(Records excerpted from a collection)
----

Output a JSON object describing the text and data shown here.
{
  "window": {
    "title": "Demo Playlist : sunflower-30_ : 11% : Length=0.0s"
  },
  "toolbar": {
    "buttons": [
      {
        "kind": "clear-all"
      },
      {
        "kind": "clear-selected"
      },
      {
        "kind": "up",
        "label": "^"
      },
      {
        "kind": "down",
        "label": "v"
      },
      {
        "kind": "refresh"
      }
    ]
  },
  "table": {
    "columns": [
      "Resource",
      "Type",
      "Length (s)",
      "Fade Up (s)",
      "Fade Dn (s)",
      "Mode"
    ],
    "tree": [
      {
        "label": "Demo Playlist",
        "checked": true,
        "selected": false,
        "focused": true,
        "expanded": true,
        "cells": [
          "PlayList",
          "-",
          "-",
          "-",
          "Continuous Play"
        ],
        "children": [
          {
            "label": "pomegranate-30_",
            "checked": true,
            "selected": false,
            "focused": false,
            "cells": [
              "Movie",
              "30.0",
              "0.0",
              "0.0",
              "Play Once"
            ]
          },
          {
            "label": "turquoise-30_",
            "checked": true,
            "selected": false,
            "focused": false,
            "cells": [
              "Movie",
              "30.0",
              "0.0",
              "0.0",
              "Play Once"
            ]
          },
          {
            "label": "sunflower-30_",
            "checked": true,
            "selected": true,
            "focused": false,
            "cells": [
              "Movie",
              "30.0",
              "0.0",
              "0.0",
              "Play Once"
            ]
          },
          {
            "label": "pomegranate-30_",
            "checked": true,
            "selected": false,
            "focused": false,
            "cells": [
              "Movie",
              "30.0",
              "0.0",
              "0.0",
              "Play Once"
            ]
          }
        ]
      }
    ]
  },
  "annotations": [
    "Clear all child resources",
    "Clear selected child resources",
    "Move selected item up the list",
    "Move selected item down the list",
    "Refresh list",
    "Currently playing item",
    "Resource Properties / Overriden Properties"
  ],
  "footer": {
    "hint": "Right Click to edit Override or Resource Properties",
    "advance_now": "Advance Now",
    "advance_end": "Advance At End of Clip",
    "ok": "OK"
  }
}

----

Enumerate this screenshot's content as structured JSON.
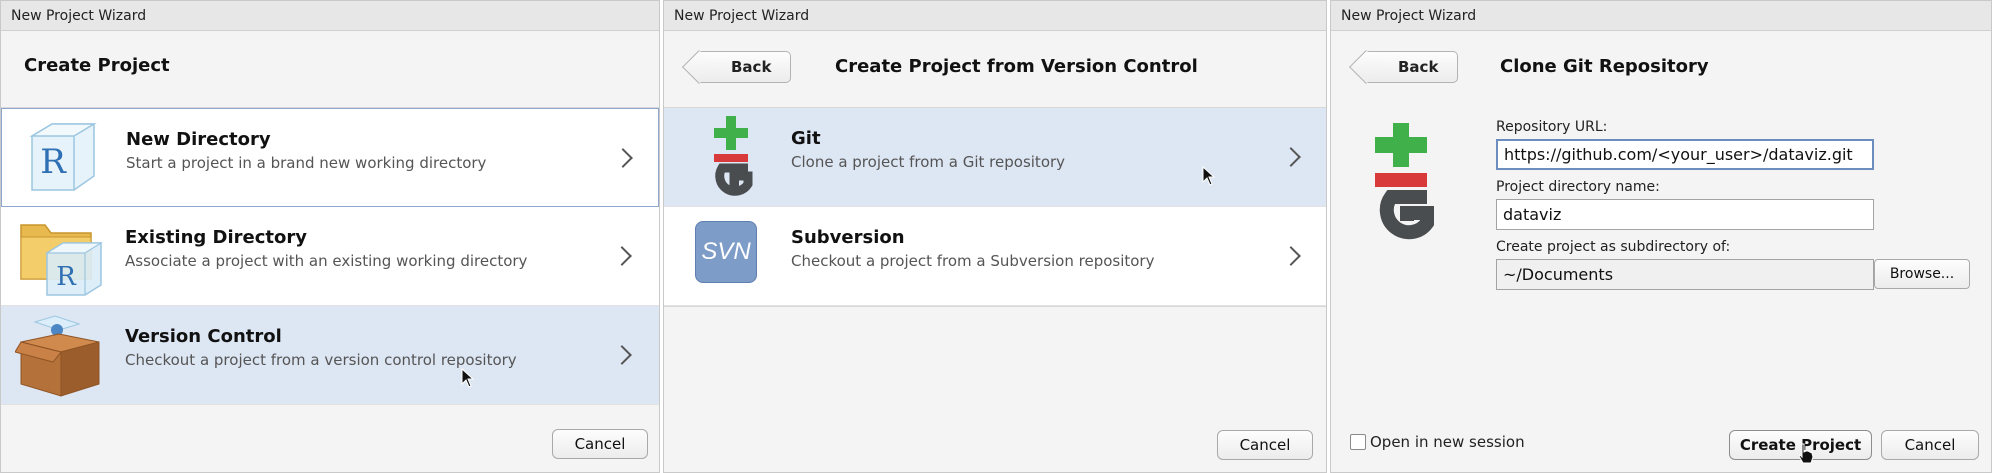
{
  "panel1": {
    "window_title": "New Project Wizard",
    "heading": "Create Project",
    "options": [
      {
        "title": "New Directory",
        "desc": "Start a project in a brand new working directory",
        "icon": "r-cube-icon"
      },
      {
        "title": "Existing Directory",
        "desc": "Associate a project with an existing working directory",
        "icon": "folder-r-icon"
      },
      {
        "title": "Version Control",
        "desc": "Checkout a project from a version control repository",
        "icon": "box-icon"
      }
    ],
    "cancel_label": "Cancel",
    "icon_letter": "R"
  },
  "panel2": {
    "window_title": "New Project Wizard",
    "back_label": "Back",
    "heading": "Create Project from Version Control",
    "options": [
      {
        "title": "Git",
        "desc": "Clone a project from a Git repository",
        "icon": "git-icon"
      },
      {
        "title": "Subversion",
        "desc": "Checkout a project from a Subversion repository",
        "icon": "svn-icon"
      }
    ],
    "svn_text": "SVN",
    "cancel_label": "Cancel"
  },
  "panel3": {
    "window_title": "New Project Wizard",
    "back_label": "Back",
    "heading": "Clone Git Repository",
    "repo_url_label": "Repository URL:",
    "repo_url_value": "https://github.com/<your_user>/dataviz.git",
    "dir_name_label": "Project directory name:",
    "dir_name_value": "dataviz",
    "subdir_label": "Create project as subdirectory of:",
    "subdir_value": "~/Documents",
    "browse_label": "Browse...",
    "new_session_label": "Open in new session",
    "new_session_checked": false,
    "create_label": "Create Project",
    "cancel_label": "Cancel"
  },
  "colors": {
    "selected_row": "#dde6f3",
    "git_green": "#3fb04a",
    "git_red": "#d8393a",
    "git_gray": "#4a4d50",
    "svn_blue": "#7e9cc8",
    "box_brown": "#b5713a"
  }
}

----

The request: Give the number of lines in the records that contain the string "Advance", and nothing besides.

Response to the exercise: 2